To do: Pull every line holding the string "true" from the records below.

## begin Given data

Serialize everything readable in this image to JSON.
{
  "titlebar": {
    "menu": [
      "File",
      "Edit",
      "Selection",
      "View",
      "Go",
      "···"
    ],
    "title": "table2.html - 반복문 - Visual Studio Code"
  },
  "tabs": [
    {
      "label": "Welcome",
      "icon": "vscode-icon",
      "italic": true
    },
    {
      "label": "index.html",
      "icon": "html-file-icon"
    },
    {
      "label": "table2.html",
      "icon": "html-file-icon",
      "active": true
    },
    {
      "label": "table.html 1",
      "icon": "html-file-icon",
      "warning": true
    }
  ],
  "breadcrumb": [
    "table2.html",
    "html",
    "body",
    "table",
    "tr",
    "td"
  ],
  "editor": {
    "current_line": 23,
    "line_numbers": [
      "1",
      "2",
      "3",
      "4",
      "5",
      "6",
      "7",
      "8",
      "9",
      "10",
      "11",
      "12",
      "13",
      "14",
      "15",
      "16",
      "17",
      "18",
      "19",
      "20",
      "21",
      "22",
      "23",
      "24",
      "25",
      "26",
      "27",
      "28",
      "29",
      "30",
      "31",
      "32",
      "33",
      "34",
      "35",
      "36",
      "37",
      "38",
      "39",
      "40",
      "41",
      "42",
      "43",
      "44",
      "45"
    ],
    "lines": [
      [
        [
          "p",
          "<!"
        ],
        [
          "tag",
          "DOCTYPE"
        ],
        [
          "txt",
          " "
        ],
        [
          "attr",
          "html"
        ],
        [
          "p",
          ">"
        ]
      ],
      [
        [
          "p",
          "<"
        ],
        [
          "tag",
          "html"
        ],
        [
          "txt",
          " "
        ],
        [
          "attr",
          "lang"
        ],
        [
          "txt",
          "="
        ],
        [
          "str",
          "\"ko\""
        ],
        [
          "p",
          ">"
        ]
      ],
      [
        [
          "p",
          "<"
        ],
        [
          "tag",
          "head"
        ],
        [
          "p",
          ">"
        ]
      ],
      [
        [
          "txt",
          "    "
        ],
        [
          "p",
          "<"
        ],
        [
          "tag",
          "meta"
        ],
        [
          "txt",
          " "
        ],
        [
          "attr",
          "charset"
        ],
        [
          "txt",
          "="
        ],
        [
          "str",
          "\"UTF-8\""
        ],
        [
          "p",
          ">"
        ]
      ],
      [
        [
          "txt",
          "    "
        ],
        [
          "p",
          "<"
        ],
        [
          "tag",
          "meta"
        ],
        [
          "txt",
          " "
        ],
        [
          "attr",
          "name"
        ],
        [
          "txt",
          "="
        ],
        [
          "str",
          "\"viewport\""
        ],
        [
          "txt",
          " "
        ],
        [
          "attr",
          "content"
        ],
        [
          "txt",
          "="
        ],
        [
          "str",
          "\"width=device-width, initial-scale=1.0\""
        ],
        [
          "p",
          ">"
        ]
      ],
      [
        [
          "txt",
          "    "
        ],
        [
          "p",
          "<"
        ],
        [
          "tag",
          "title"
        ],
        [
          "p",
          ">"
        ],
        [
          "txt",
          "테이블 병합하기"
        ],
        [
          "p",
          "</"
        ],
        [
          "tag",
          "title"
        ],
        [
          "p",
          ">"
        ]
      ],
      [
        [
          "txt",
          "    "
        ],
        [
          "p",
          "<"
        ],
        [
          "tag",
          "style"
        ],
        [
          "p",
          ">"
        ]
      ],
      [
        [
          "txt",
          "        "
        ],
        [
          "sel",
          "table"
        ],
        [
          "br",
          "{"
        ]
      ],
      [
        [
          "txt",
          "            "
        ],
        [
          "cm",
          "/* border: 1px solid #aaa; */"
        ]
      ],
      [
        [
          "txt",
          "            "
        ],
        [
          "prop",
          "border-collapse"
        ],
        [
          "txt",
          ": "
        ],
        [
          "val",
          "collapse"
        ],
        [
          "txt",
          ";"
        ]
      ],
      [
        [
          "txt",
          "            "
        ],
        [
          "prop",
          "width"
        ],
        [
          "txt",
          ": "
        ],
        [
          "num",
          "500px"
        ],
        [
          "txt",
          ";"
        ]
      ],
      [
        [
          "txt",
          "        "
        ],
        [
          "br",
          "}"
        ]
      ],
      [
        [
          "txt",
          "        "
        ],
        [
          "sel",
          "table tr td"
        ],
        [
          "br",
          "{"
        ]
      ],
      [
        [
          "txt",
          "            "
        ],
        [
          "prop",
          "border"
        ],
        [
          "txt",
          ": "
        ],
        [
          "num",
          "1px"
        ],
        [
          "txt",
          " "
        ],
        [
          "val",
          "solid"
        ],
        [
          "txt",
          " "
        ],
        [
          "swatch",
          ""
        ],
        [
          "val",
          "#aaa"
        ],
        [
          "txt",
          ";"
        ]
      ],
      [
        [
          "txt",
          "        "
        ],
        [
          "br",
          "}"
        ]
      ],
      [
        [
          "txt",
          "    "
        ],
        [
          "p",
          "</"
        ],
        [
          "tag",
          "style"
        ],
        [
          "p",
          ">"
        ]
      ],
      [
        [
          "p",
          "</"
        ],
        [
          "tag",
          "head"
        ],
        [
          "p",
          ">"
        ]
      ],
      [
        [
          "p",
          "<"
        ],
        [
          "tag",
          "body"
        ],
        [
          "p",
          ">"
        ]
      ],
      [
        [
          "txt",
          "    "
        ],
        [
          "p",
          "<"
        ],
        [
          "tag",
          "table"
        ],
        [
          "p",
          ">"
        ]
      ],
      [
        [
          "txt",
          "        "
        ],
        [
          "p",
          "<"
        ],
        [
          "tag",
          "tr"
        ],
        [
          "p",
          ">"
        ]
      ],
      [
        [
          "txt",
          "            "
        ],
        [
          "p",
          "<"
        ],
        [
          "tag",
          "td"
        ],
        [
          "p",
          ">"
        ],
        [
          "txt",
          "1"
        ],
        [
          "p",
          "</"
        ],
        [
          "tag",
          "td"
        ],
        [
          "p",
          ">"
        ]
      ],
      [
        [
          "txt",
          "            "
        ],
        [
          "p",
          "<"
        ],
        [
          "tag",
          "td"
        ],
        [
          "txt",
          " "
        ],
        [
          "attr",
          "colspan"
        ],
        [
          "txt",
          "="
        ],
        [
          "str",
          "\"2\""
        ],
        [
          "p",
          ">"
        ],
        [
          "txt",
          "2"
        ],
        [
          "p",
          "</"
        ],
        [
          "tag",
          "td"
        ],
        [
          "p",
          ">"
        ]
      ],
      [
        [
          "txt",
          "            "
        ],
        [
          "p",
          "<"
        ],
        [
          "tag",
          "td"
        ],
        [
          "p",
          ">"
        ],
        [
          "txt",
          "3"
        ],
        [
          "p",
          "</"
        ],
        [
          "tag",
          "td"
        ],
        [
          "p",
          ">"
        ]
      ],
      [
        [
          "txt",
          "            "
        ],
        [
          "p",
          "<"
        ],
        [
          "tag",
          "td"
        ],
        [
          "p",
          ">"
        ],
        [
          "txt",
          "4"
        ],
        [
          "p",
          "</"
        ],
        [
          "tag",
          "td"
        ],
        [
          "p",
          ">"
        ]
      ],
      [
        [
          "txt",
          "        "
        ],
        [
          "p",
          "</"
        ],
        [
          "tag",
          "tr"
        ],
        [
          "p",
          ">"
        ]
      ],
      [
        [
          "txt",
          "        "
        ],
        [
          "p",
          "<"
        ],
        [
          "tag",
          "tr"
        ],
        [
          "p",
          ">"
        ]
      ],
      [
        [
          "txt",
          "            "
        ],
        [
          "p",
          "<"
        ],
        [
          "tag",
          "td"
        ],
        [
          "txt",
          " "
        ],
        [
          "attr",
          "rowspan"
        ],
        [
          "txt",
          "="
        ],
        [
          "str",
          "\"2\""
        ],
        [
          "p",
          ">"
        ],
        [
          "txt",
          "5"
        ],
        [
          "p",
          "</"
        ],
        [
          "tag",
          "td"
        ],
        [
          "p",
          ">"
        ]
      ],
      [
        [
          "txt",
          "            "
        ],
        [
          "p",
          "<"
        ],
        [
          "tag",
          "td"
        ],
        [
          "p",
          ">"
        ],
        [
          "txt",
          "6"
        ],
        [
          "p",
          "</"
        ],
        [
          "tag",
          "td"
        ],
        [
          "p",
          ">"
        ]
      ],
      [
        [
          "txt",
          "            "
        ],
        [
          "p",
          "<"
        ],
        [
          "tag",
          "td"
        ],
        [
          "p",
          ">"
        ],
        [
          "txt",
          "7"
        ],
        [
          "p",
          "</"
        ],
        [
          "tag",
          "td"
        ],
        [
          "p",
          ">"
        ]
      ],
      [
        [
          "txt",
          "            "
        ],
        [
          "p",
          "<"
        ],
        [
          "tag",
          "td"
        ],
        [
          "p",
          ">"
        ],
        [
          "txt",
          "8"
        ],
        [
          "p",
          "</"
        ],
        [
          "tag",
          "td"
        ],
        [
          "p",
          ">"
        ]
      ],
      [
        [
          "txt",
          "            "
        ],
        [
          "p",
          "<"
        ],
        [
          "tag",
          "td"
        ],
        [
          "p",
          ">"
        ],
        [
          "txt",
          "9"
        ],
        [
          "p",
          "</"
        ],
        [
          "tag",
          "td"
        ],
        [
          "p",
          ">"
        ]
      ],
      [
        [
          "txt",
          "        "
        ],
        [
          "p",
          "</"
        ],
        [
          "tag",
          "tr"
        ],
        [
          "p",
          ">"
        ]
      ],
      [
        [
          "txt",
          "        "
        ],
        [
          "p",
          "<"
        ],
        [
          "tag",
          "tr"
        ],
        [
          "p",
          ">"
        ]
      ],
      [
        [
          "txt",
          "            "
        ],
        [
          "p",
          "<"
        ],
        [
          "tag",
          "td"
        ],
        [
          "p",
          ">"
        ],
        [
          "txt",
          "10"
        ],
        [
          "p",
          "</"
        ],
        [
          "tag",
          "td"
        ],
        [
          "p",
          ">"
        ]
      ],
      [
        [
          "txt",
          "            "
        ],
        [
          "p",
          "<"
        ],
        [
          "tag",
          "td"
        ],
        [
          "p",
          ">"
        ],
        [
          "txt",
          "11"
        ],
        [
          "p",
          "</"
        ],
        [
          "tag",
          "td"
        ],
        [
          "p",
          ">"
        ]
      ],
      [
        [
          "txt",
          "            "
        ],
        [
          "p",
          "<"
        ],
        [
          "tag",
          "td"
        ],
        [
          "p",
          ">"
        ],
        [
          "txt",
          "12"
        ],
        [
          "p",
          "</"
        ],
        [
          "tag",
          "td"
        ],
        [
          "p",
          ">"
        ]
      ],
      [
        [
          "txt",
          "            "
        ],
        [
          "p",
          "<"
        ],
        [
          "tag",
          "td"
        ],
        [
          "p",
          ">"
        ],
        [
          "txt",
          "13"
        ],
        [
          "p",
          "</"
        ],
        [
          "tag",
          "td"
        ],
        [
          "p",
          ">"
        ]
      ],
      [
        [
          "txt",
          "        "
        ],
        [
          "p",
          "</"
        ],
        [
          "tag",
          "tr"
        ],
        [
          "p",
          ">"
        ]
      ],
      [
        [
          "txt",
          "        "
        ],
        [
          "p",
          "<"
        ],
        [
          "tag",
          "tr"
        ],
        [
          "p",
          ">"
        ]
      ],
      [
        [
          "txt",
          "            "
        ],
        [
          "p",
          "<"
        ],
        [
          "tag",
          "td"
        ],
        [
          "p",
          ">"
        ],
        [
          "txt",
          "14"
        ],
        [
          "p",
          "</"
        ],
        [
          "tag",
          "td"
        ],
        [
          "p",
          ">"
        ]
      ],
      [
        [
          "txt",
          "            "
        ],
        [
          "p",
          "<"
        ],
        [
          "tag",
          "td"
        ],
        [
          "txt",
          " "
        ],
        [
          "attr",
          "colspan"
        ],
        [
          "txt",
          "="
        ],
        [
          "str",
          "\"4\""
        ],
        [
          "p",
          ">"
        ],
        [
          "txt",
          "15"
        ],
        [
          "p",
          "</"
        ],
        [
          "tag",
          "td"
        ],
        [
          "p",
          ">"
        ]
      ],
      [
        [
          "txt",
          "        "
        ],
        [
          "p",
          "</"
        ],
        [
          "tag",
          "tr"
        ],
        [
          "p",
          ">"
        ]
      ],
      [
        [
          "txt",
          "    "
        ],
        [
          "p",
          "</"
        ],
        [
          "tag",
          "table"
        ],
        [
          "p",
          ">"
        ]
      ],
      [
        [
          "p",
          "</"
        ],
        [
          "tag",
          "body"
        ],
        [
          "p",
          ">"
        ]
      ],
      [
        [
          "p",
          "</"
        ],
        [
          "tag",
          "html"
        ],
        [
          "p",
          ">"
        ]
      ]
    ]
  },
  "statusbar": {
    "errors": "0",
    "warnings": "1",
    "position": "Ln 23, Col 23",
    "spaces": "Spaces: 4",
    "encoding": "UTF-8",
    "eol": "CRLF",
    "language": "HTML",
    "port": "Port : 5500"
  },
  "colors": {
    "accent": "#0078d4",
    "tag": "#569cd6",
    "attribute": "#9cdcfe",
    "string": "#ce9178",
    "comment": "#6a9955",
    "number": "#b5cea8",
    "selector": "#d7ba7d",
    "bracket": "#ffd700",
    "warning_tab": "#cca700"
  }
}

## end Given data

Response to this exercise:
      "italic": true
      "active": true
      "warning": true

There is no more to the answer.